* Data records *
......

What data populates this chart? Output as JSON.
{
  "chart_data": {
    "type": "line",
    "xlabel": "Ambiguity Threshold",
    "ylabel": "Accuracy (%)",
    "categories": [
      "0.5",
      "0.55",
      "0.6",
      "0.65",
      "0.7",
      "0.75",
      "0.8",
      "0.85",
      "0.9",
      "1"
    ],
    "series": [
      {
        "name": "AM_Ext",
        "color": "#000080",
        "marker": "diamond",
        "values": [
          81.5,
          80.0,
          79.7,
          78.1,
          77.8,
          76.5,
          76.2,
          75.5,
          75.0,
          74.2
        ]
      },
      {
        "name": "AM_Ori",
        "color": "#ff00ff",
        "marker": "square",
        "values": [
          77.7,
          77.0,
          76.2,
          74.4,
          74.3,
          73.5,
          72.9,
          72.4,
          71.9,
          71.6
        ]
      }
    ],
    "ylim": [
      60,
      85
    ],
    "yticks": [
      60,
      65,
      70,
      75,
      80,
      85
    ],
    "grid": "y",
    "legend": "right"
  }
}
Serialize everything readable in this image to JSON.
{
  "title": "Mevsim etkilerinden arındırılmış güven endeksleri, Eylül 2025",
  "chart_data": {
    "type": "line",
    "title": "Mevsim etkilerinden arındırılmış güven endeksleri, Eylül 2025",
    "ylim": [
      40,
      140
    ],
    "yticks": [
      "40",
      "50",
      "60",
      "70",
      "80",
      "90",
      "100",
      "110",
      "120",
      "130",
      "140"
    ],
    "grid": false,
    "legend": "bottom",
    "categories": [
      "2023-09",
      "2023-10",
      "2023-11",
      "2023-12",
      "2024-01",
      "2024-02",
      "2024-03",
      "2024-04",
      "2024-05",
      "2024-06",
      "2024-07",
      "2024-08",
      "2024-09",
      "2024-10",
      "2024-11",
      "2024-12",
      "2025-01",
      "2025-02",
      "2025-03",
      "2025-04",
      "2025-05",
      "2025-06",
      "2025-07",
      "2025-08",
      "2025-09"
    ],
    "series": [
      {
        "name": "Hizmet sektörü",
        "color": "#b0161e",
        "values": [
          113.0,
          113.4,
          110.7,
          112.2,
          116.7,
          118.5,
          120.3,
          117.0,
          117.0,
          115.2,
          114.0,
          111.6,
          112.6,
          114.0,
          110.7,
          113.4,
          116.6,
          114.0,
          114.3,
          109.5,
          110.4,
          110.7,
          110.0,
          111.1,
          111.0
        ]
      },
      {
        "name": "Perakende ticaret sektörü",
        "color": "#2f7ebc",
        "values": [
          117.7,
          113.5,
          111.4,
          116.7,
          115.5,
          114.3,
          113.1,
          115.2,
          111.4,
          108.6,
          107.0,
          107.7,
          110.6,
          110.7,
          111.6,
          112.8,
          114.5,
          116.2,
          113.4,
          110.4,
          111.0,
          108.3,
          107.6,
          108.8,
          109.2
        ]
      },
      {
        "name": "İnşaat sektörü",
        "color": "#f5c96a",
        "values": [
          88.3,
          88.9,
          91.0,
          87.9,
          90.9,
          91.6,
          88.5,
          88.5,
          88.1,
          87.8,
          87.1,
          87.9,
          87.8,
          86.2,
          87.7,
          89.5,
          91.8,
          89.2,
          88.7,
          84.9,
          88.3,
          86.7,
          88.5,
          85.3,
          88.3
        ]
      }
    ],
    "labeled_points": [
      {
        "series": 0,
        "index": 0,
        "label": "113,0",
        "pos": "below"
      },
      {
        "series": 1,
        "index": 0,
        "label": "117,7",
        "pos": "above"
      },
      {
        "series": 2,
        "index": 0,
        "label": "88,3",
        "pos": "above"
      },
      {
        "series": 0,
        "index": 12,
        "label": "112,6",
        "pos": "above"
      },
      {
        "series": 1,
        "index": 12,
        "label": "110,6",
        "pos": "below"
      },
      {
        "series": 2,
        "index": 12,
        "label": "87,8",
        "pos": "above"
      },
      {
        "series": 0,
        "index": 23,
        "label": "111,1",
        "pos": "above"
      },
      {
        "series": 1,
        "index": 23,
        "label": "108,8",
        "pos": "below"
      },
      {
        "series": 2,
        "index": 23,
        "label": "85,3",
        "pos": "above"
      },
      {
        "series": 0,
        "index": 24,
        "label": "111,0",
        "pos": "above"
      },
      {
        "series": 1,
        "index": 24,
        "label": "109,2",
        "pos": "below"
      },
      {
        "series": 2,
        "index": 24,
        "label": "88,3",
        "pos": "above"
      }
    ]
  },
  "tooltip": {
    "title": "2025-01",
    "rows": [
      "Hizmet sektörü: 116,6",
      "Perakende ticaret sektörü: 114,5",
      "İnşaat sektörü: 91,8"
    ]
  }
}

......

* SHORT PROBLEM *
Print out every record again, exactly and in full.

* COMPLETE OUTPUT *
What data populates this chart? Output as JSON.
{
  "chart_data": {
    "type": "line",
    "xlabel": "Ambiguity Threshold",
    "ylabel": "Accuracy (%)",
    "categories": [
      "0.5",
      "0.55",
      "0.6",
      "0.65",
      "0.7",
      "0.75",
      "0.8",
      "0.85",
      "0.9",
      "1"
    ],
    "series": [
      {
        "name": "AM_Ext",
        "color": "#000080",
        "marker": "diamond",
        "values": [
          81.5,
          80.0,
          79.7,
          78.1,
          77.8,
          76.5,
          76.2,
          75.5,
          75.0,
          74.2
        ]
      },
      {
        "name": "AM_Ori",
        "color": "#ff00ff",
        "marker": "square",
        "values": [
          77.7,
          77.0,
          76.2,
          74.4,
          74.3,
          73.5,
          72.9,
          72.4,
          71.9,
          71.6
        ]
      }
    ],
    "ylim": [
      60,
      85
    ],
    "yticks": [
      60,
      65,
      70,
      75,
      80,
      85
    ],
    "grid": "y",
    "legend": "right"
  }
}
Serialize everything readable in this image to JSON.
{
  "title": "Mevsim etkilerinden arındırılmış güven endeksleri, Eylül 2025",
  "chart_data": {
    "type": "line",
    "title": "Mevsim etkilerinden arındırılmış güven endeksleri, Eylül 2025",
    "ylim": [
      40,
      140
    ],
    "yticks": [
      "40",
      "50",
      "60",
      "70",
      "80",
      "90",
      "100",
      "110",
      "120",
      "130",
      "140"
    ],
    "grid": false,
    "legend": "bottom",
    "categories": [
      "2023-09",
      "2023-10",
      "2023-11",
      "2023-12",
      "2024-01",
      "2024-02",
      "2024-03",
      "2024-04",
      "2024-05",
      "2024-06",
      "2024-07",
      "2024-08",
      "2024-09",
      "2024-10",
      "2024-11",
      "2024-12",
      "2025-01",
      "2025-02",
      "2025-03",
      "2025-04",
      "2025-05",
      "2025-06",
      "2025-07",
      "2025-08",
      "2025-09"
    ],
    "series": [
      {
        "name": "Hizmet sektörü",
        "color": "#b0161e",
        "values": [
          113.0,
          113.4,
          110.7,
          112.2,
          116.7,
          118.5,
          120.3,
          117.0,
          117.0,
          115.2,
          114.0,
          111.6,
          112.6,
          114.0,
          110.7,
          113.4,
          116.6,
          114.0,
          114.3,
          109.5,
          110.4,
          110.7,
          110.0,
          111.1,
          111.0
        ]
      },
      {
        "name": "Perakende ticaret sektörü",
        "color": "#2f7ebc",
        "values": [
          117.7,
          113.5,
          111.4,
          116.7,
          115.5,
          114.3,
          113.1,
          115.2,
          111.4,
          108.6,
          107.0,
          107.7,
          110.6,
          110.7,
          111.6,
          112.8,
          114.5,
          116.2,
          113.4,
          110.4,
          111.0,
          108.3,
          107.6,
          108.8,
          109.2
        ]
      },
      {
        "name": "İnşaat sektörü",
        "color": "#f5c96a",
        "values": [
          88.3,
          88.9,
          91.0,
          87.9,
          90.9,
          91.6,
          88.5,
          88.5,
          88.1,
          87.8,
          87.1,
          87.9,
          87.8,
          86.2,
          87.7,
          89.5,
          91.8,
          89.2,
          88.7,
          84.9,
          88.3,
          86.7,
          88.5,
          85.3,
          88.3
        ]
      }
    ],
    "labeled_points": [
      {
        "series": 0,
        "index": 0,
        "label": "113,0",
        "pos": "below"
      },
      {
        "series": 1,
        "index": 0,
        "label": "117,7",
        "pos": "above"
      },
      {
        "series": 2,
        "index": 0,
        "label": "88,3",
        "pos": "above"
      },
      {
        "series": 0,
        "index": 12,
        "label": "112,6",
        "pos": "above"
      },
      {
        "series": 1,
        "index": 12,
        "label": "110,6",
        "pos": "below"
      },
      {
        "series": 2,
        "index": 12,
        "label": "87,8",
        "pos": "above"
      },
      {
        "series": 0,
        "index": 23,
        "label": "111,1",
        "pos": "above"
      },
      {
        "series": 1,
        "index": 23,
        "label": "108,8",
        "pos": "below"
      },
      {
        "series": 2,
        "index": 23,
        "label": "85,3",
        "pos": "above"
      },
      {
        "series": 0,
        "index": 24,
        "label": "111,0",
        "pos": "above"
      },
      {
        "series": 1,
        "index": 24,
        "label": "109,2",
        "pos": "below"
      },
      {
        "series": 2,
        "index": 24,
        "label": "88,3",
        "pos": "above"
      }
    ]
  },
  "tooltip": {
    "title": "2025-01",
    "rows": [
      "Hizmet sektörü: 116,6",
      "Perakende ticaret sektörü: 114,5",
      "İnşaat sektörü: 91,8"
    ]
  }
}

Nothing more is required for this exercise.